→ **Extracted data**
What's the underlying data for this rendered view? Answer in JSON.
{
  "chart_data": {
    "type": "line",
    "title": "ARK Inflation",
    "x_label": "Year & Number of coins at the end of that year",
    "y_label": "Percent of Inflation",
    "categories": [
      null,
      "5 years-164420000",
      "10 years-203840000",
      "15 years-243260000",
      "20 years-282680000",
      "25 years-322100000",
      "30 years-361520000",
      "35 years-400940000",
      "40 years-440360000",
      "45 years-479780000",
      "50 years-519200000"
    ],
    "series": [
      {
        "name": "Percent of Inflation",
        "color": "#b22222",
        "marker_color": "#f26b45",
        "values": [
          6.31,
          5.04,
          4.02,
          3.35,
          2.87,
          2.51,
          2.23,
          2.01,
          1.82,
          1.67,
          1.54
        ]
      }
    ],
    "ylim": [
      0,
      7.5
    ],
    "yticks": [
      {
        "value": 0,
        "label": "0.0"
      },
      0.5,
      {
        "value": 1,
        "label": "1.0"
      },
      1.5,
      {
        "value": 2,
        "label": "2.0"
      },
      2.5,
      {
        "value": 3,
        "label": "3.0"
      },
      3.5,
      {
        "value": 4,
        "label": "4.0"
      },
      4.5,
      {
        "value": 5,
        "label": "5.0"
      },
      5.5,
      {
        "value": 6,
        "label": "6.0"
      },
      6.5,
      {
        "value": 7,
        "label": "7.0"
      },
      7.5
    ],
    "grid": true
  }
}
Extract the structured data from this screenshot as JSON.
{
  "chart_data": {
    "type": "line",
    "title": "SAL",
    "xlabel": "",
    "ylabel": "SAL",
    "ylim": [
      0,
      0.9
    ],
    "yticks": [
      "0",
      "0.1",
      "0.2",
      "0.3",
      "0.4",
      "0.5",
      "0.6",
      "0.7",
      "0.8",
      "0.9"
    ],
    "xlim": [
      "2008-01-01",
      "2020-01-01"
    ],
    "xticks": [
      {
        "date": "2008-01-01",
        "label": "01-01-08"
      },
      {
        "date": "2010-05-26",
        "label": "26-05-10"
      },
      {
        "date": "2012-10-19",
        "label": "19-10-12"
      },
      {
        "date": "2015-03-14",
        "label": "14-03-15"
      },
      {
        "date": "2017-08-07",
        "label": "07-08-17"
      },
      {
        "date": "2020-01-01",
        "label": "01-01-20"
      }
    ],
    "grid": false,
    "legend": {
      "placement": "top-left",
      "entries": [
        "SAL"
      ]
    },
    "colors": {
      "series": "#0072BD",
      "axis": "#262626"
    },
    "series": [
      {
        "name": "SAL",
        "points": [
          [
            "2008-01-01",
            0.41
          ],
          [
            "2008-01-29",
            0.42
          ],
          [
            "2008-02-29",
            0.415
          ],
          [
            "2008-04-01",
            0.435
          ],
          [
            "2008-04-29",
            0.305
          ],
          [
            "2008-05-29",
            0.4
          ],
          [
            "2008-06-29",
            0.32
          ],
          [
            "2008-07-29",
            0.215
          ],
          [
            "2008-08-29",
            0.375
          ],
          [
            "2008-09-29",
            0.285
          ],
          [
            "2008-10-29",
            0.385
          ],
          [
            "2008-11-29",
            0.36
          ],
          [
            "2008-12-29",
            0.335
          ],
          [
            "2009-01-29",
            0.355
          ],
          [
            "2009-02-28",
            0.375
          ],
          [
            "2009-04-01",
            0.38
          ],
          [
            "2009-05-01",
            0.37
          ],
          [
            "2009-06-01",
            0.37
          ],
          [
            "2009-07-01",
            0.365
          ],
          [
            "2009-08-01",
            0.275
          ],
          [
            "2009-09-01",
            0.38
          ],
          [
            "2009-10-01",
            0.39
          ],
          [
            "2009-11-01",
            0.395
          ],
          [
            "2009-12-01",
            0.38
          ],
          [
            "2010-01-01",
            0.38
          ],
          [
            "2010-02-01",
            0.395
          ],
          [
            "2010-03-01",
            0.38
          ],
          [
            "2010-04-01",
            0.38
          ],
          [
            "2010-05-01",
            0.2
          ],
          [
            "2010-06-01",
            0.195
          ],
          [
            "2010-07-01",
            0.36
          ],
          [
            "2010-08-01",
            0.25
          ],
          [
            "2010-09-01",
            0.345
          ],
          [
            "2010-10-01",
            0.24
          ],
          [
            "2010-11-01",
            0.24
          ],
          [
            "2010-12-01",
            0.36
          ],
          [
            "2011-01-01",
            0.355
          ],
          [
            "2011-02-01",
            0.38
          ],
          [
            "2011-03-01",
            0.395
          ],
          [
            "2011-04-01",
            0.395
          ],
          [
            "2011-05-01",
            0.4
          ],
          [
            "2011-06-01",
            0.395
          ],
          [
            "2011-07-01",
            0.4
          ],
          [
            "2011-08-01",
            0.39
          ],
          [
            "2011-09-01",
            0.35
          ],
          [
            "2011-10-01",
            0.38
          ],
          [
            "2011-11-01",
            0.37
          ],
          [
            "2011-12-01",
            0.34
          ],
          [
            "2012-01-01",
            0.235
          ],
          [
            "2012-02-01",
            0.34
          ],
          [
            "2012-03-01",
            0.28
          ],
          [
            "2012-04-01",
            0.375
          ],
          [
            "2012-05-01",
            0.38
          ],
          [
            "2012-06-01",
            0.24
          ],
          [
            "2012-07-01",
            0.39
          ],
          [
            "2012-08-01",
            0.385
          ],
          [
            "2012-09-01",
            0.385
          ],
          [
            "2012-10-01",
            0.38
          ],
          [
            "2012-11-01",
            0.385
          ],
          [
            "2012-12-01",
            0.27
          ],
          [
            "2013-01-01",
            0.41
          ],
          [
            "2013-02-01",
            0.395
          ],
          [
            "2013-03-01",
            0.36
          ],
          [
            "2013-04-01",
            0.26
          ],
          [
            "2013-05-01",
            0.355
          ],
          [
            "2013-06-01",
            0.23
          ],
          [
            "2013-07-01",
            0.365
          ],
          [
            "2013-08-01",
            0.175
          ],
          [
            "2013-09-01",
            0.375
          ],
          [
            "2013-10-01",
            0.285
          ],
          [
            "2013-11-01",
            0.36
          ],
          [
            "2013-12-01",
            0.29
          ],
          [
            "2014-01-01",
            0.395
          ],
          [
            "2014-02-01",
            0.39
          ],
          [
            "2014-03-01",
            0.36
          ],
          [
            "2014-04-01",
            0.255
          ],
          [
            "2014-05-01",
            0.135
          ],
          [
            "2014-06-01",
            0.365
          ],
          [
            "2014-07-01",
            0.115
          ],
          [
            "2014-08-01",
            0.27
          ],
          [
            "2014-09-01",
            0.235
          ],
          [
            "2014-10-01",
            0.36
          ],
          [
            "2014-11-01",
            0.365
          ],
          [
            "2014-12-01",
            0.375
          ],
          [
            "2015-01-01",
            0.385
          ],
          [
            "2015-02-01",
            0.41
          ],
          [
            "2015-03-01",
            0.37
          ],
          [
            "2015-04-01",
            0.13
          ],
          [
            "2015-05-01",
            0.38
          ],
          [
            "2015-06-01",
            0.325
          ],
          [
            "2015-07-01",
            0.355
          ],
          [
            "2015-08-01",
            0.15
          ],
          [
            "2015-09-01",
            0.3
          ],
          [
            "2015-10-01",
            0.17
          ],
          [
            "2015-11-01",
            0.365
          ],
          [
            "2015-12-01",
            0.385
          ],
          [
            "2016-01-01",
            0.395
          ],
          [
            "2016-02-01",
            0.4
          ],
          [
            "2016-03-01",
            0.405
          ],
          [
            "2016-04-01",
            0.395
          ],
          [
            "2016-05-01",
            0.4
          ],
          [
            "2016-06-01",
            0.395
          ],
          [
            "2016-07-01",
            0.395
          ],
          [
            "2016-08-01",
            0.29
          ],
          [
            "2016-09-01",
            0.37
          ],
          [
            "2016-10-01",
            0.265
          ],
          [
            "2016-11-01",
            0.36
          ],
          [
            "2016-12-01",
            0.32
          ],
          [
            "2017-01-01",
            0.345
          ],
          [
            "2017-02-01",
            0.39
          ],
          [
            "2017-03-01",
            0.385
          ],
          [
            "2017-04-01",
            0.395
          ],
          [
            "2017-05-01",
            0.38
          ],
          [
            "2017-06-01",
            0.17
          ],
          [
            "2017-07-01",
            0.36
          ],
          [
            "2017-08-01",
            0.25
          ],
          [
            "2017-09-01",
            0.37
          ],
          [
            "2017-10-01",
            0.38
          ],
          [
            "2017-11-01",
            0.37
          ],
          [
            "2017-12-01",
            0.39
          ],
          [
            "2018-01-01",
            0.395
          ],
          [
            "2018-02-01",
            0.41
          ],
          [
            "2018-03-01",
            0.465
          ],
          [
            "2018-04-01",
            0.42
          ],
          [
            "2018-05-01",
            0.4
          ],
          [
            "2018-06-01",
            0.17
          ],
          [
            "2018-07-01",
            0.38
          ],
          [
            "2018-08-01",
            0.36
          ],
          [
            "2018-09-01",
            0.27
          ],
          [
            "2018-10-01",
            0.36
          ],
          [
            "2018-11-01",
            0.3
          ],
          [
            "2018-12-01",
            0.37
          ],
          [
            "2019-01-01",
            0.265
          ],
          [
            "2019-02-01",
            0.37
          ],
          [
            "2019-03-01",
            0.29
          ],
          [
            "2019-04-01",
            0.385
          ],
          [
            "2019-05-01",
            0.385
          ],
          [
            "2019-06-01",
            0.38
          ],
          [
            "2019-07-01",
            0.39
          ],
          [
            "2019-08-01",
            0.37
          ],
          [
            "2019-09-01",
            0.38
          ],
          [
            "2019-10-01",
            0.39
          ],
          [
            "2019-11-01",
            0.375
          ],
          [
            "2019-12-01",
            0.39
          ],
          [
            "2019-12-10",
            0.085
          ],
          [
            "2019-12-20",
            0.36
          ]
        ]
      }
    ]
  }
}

→ **Set exercise**
Copy out all lines above that include the string "this".

→ **Correct result**
What's the underlying data for this rendered view? Answer in JSON.
Extract the structured data from this screenshot as JSON.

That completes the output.